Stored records
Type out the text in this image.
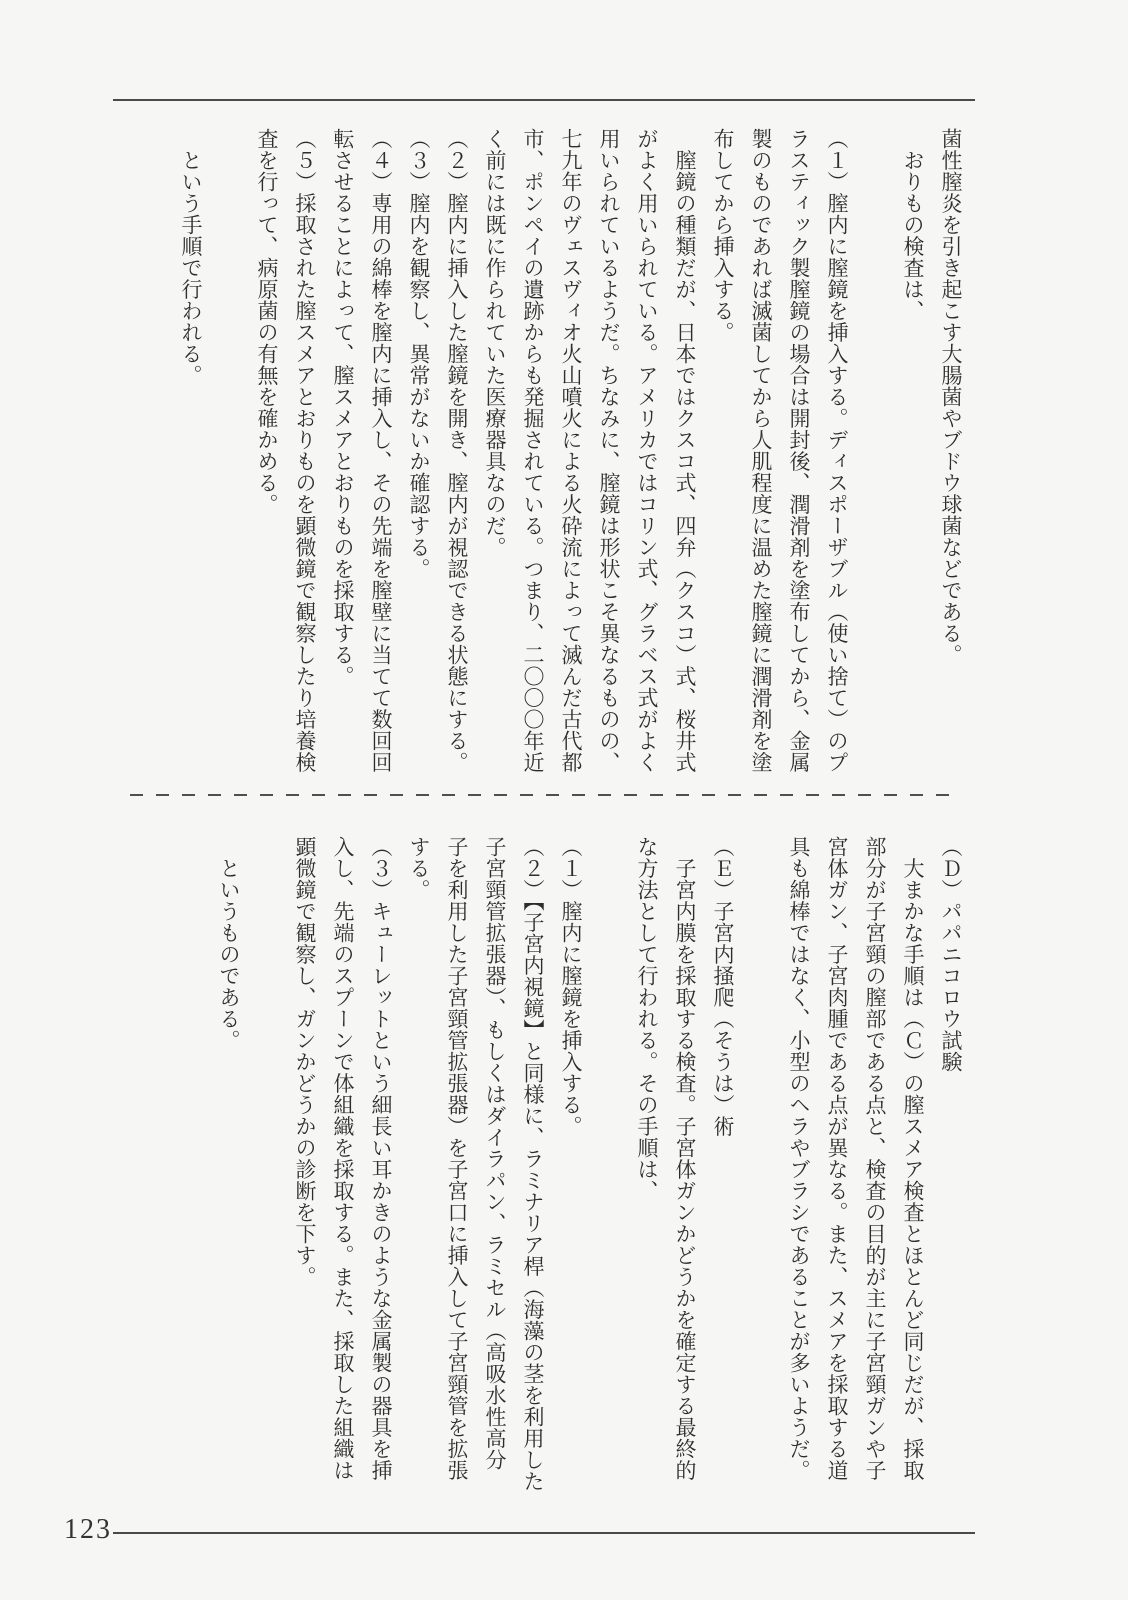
菌性膣炎を引き起こす大腸菌やブドウ球菌などである。
　おりもの検査は、
（１）膣内に膣鏡を挿入する。ディスポーザブル（使い捨て）のプ
ラスティック製膣鏡の場合は開封後、潤滑剤を塗布してから、金属
製のものであれば滅菌してから人肌程度に温めた膣鏡に潤滑剤を塗
布してから挿入する。
　膣鏡の種類だが、日本ではクスコ式、四弁（クスコ）式、桜井式
がよく用いられている。アメリカではコリン式、グラベス式がよく
用いられているようだ。ちなみに、膣鏡は形状こそ異なるものの、
七九年のヴェスヴィオ火山噴火による火砕流によって滅んだ古代都
市、ポンペイの遺跡からも発掘されている。つまり、二〇〇〇年近
く前には既に作られていた医療器具なのだ。
（２）膣内に挿入した膣鏡を開き、膣内が視認できる状態にする。
（３）膣内を観察し、異常がないか確認する。
（４）専用の綿棒を膣内に挿入し、その先端を膣壁に当てて数回回
転させることによって、膣スメアとおりものを採取する。
（５）採取された膣スメアとおりものを顕微鏡で観察したり培養検
査を行って、病原菌の有無を確かめる。
　という手順で行われる。
（Ｄ）パパニコロウ試験
　大まかな手順は（Ｃ）の膣スメア検査とほとんど同じだが、採取
部分が子宮頸の膣部である点と、検査の目的が主に子宮頸ガンや子
宮体ガン、子宮肉腫である点が異なる。また、スメアを採取する道
具も綿棒ではなく、小型のヘラやブラシであることが多いようだ。
（Ｅ）子宮内掻爬（そうは）術
　子宮内膜を採取する検査。子宮体ガンかどうかを確定する最終的
な方法として行われる。その手順は、
（１）膣内に膣鏡を挿入する。
（２）【子宮内視鏡】と同様に、ラミナリア桿（海藻の茎を利用した
子宮頸管拡張器）、もしくはダイラパン、ラミセル（高吸水性高分
子を利用した子宮頸管拡張器）を子宮口に挿入して子宮頸管を拡張
する。
（３）キューレットという細長い耳かきのような金属製の器具を挿
入し、先端のスプーンで体組織を採取する。また、採取した組織は
顕微鏡で観察し、ガンかどうかの診断を下す。
　というものである。
123
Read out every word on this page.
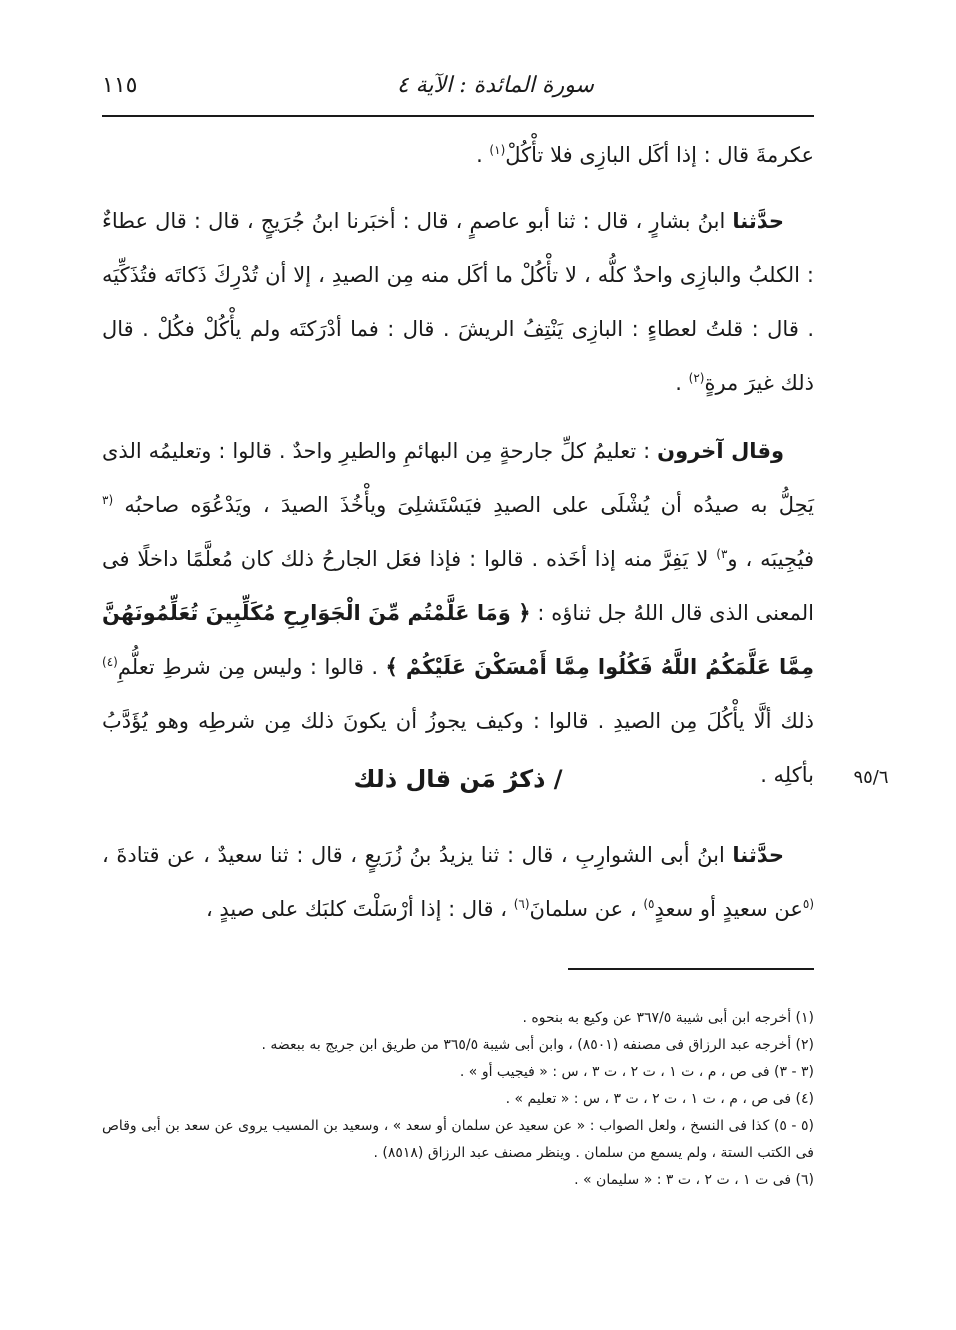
سورة المائدة : الآية ٤
١١٥

عكرمةَ قال : إذا أكَل البازِى فلا تأْكُلْ$^{(١)}$ .

حدَّثنا ابنُ بشارٍ ، قال : ثنا أبو عاصمٍ ، قال : أخبَرنا ابنُ جُرَيجٍ ، قال : قال عطاءٌ : الكلبُ والبازِى واحدٌ كلُّه ، لا تأْكُلْ ما أكَل منه مِن الصيدِ ، إلا أن تُدْرِكَ ذَكاتَه فتُذَكِّيَه . قال : قلتُ لعطاءٍ : البازِى يَنْتِفُ الريشَ . قال : فما أدْرَكتَه ولم يأْكُلْ فكُلْ . قال ذلك غيرَ مرةٍ$^{(٢)}$ .

وقال آخرون : تعليمُ كلِّ جارحةٍ مِن البهائمِ والطيرِ واحدٌ . قالوا : وتعليمُه الذى يَحِلُّ به صيدُه أن يُشْلَى على الصيدِ فيَسْتَشلِىَ ويأْخُذَ الصيدَ ، ويَدْعُوَه صاحبُه $^{(٣}$ فيُجِيبَه ، و$^{٣)}$ لا يَفِرَّ منه إذا أخَذه . قالوا : فإذا فعَل الجارحُ ذلك كان مُعلَّمًا داخلًا فى المعنى الذى قال اللهُ جل ثناؤه : ﴿ وَمَا عَلَّمْتُم مِّنَ الْجَوَارِحِ مُكَلِّبِينَ تُعَلِّمُونَهُنَّ مِمَّا عَلَّمَكُمُ اللَّهُ فَكُلُوا مِمَّا أَمْسَكْنَ عَلَيْكُمْ ﴾ . قالوا : وليس مِن شرطِ تعلُّمِ$^{(٤)}$ ذلك ألَّا يأْكُلَ مِن الصيدِ . قالوا : وكيف يجوزُ أن يكونَ ذلك مِن شرطِه وهو يُؤَدَّبُ بأكلِه .

/ ذكرُ مَن قال ذلك	٩٥/٦

حدَّثنا ابنُ أبى الشوارِبِ ، قال : ثنا يزيدُ بنُ زُرَيعٍ ، قال : ثنا سعيدٌ ، عن قتادةَ ، $^{(٥}$عن سعيدٍ أو سعدٍ$^{٥)}$ ، عن سلمانَ$^{(٦)}$ ، قال : إذا أرْسَلْتَ كلبَك على صيدٍ ،

(١) أخرجه ابن أبى شيبة ٣٦٧/٥ عن وكيع به بنحوه .

(٢) أخرجه عبد الرزاق فى مصنفه (٨٥٠١) ، وابن أبى شيبة ٣٦٥/٥ من طريق ابن جريج به ببعضه .

(٣ - ٣) فى ص ، م ، ت ١ ، ت ٢ ، ت ٣ ، س : « فيجيب أو » .

(٤) فى ص ، م ، ت ١ ، ت ٢ ، ت ٣ ، س : « تعليم » .

(٥ - ٥) كذا فى النسخ ، ولعل الصواب : « عن سعيد عن سلمان أو سعد » ، وسعيد بن المسيب يروى عن سعد بن أبى وقاص فى الكتب الستة ، ولم يسمع من سلمان . وينظر مصنف عبد الرزاق (٨٥١٨) .

(٦) فى ت ١ ، ت ٢ ، ت ٣ : « سليمان » .
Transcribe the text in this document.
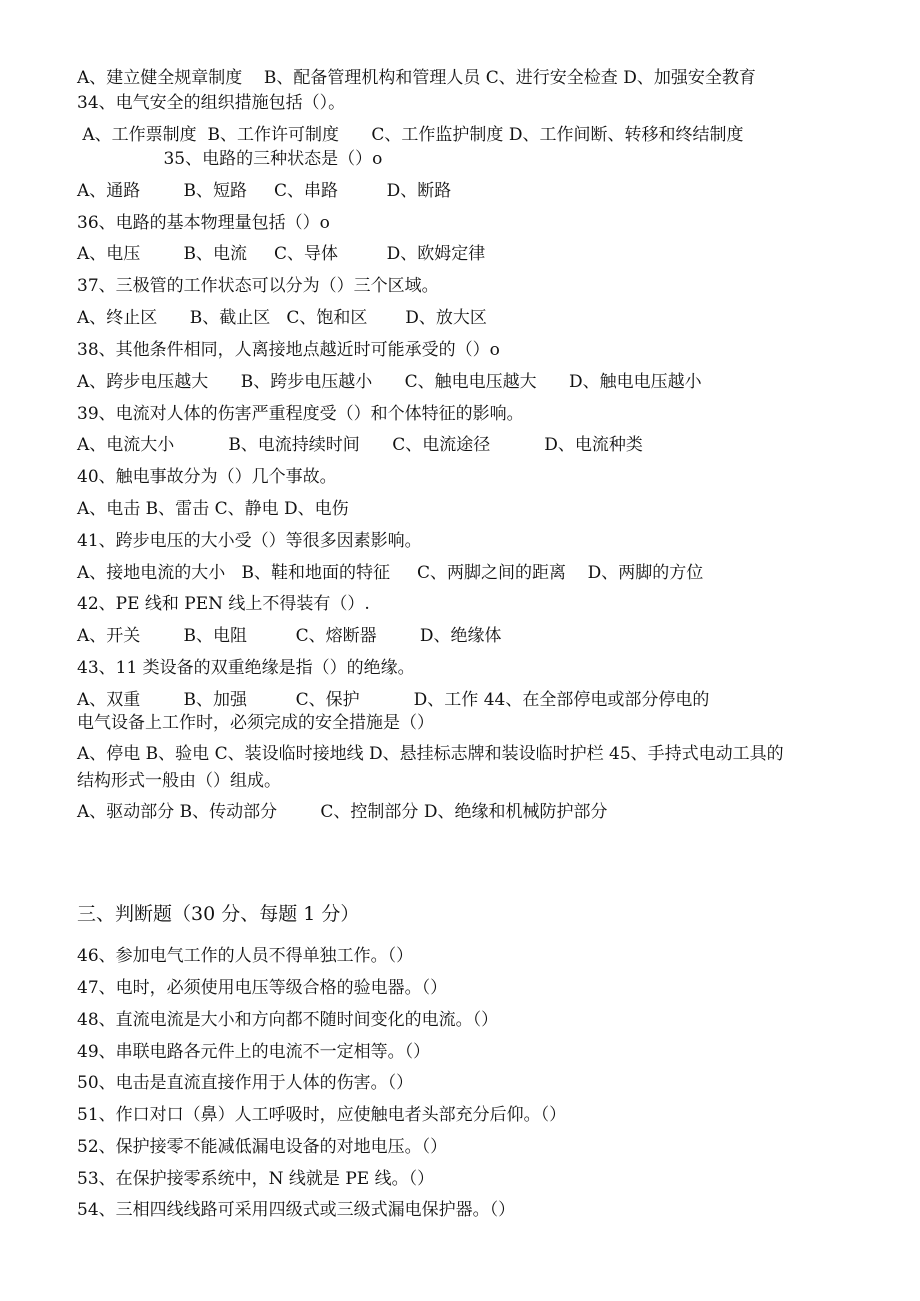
A、建立健全规章制度    B、配备管理机构和管理人员 C、进行安全检查 D、加强安全教育
34、电气安全的组织措施包括（）。
A、工作票制度  B、工作许可制度      C、工作监护制度 D、工作间断、转移和终结制度
35、电路的三种状态是（）o
A、通路        B、短路     C、串路         D、断路
36、电路的基本物理量包括（）o
A、电压        B、电流     C、导体         D、欧姆定律
37、三极管的工作状态可以分为（）三个区域。
A、终止区      B、截止区   C、饱和区       D、放大区
38、其他条件相同，人离接地点越近时可能承受的（）o
A、跨步电压越大      B、跨步电压越小      C、触电电压越大      D、触电电压越小
39、电流对人体的伤害严重程度受（）和个体特征的影响。
A、电流大小          B、电流持续时间      C、电流途径          D、电流种类
40、触电事故分为（）几个事故。
A、电击 B、雷击 C、静电 D、电伤
41、跨步电压的大小受（）等很多因素影响。
A、接地电流的大小   B、鞋和地面的特征     C、两脚之间的距离    D、两脚的方位
42、PE 线和 PEN 线上不得装有（）.
A、开关        B、电阻         C、熔断器        D、绝缘体
43、11 类设备的双重绝缘是指（）的绝缘。
A、双重        B、加强         C、保护          D、工作 44、在全部停电或部分停电的
电气设备上工作时，必须完成的安全措施是（）
A、停电 B、验电 C、装设临时接地线 D、悬挂标志牌和装设临时护栏 45、手持式电动工具的
结构形式一般由（）组成。
A、驱动部分 B、传动部分        C、控制部分 D、绝缘和机械防护部分
三、判断题（30 分、每题 1 分）
46、参加电气工作的人员不得单独工作。（）
47、电时，必须使用电压等级合格的验电器。（）
48、直流电流是大小和方向都不随时间变化的电流。（）
49、串联电路各元件上的电流不一定相等。（）
50、电击是直流直接作用于人体的伤害。（）
51、作口对口（鼻）人工呼吸时，应使触电者头部充分后仰。（）
52、保护接零不能减低漏电设备的对地电压。（）
53、在保护接零系统中，N 线就是 PE 线。（）
54、三相四线线路可采用四级式或三级式漏电保护器。（）
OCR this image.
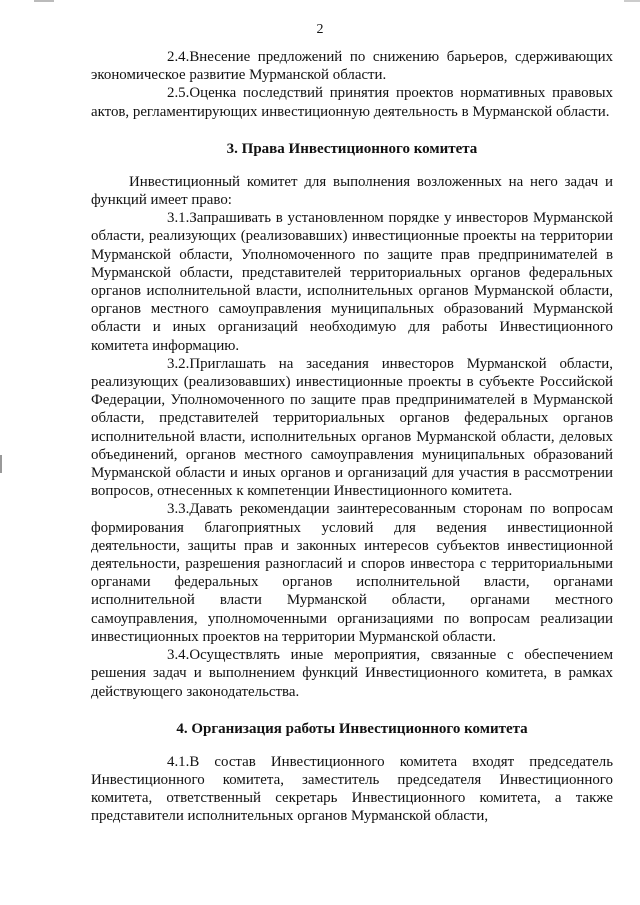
2

2.4.Внесение предложений по снижению барьеров, сдерживающих экономическое развитие Мурманской области.

2.5.Оценка последствий принятия проектов нормативных правовых актов, регламентирующих инвестиционную деятельность в Мурманской области.

3. Права Инвестиционного комитета

Инвестиционный комитет для выполнения возложенных на него задач и функций имеет право:

3.1.Запрашивать в установленном порядке у инвесторов Мурманской области, реализующих (реализовавших) инвестиционные проекты на территории Мурманской области, Уполномоченного по защите прав предпринимателей в Мурманской области, представителей территориальных органов федеральных органов исполнительной власти, исполнительных органов Мурманской области, органов местного самоуправления муниципальных образований Мурманской области и иных организаций необходимую для работы Инвестиционного комитета информацию.

3.2.Приглашать на заседания инвесторов Мурманской области, реализующих (реализовавших) инвестиционные проекты в субъекте Российской Федерации, Уполномоченного по защите прав предпринимателей в Мурманской области, представителей территориальных органов федеральных органов исполнительной власти, исполнительных органов Мурманской области, деловых объединений, органов местного самоуправления муниципальных образований Мурманской области и иных органов и организаций для участия в рассмотрении вопросов, отнесенных к компетенции Инвестиционного комитета.

3.3.Давать рекомендации заинтересованным сторонам по вопросам формирования благоприятных условий для ведения инвестиционной деятельности, защиты прав и законных интересов субъектов инвестиционной деятельности, разрешения разногласий и споров инвестора с территориальными органами федеральных органов исполнительной власти, органами исполнительной власти Мурманской области, органами местного самоуправления, уполномоченными организациями по вопросам реализации инвестиционных проектов на территории Мурманской области.

3.4.Осуществлять иные мероприятия, связанные с обеспечением решения задач и выполнением функций Инвестиционного комитета, в рамках действующего законодательства.

4. Организация работы Инвестиционного комитета

4.1.В состав Инвестиционного комитета входят председатель Инвестиционного комитета, заместитель председателя Инвестиционного комитета, ответственный секретарь Инвестиционного комитета, а также представители исполнительных органов Мурманской области,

- Set task -
Go through the listing above and locate each line that holds the word "واحد". Copy those lines.

- Result of the exercise -
حدَّثنا ابنُ بشارٍ ، قال : ثنا أبو عاصمٍ ، قال : أخبَرنا ابنُ جُرَيجٍ ، قال : قال عطاءٌ : الكلبُ والبازِى واحدٌ كلُّه ، لا تأْكُلْ ما أكَل منه مِن الصيدِ ، إلا أن تُدْرِكَ ذَكاتَه فتُذَكِّيَه . قال : قلتُ لعطاءٍ : البازِى يَنْتِفُ الريشَ . قال : فما أدْرَكتَه ولم يأْكُلْ فكُلْ . قال ذلك غيرَ مرةٍ$^{(٢)}$ .
وقال آخرون : تعليمُ كلِّ جارحةٍ مِن البهائمِ والطيرِ واحدٌ . قالوا : وتعليمُه الذى يَحِلُّ به صيدُه أن يُشْلَى على الصيدِ فيَسْتَشلِىَ ويأْخُذَ الصيدَ ، ويَدْعُوَه صاحبُه $^{(٣}$ فيُجِيبَه ، و$^{٣)}$ لا يَفِرَّ منه إذا أخَذه . قالوا : فإذا فعَل الجارحُ ذلك كان مُعلَّمًا داخلًا فى المعنى الذى قال اللهُ جل ثناؤه : ﴿ وَمَا عَلَّمْتُم مِّنَ الْجَوَارِحِ مُكَلِّبِينَ تُعَلِّمُونَهُنَّ مِمَّا عَلَّمَكُمُ اللَّهُ فَكُلُوا مِمَّا أَمْسَكْنَ عَلَيْكُمْ ﴾ . قالوا : وليس مِن شرطِ تعلُّمِ$^{(٤)}$ ذلك ألَّا يأْكُلَ مِن الصيدِ . قالوا : وكيف يجوزُ أن يكونَ ذلك مِن شرطِه وهو يُؤَدَّبُ بأكلِه .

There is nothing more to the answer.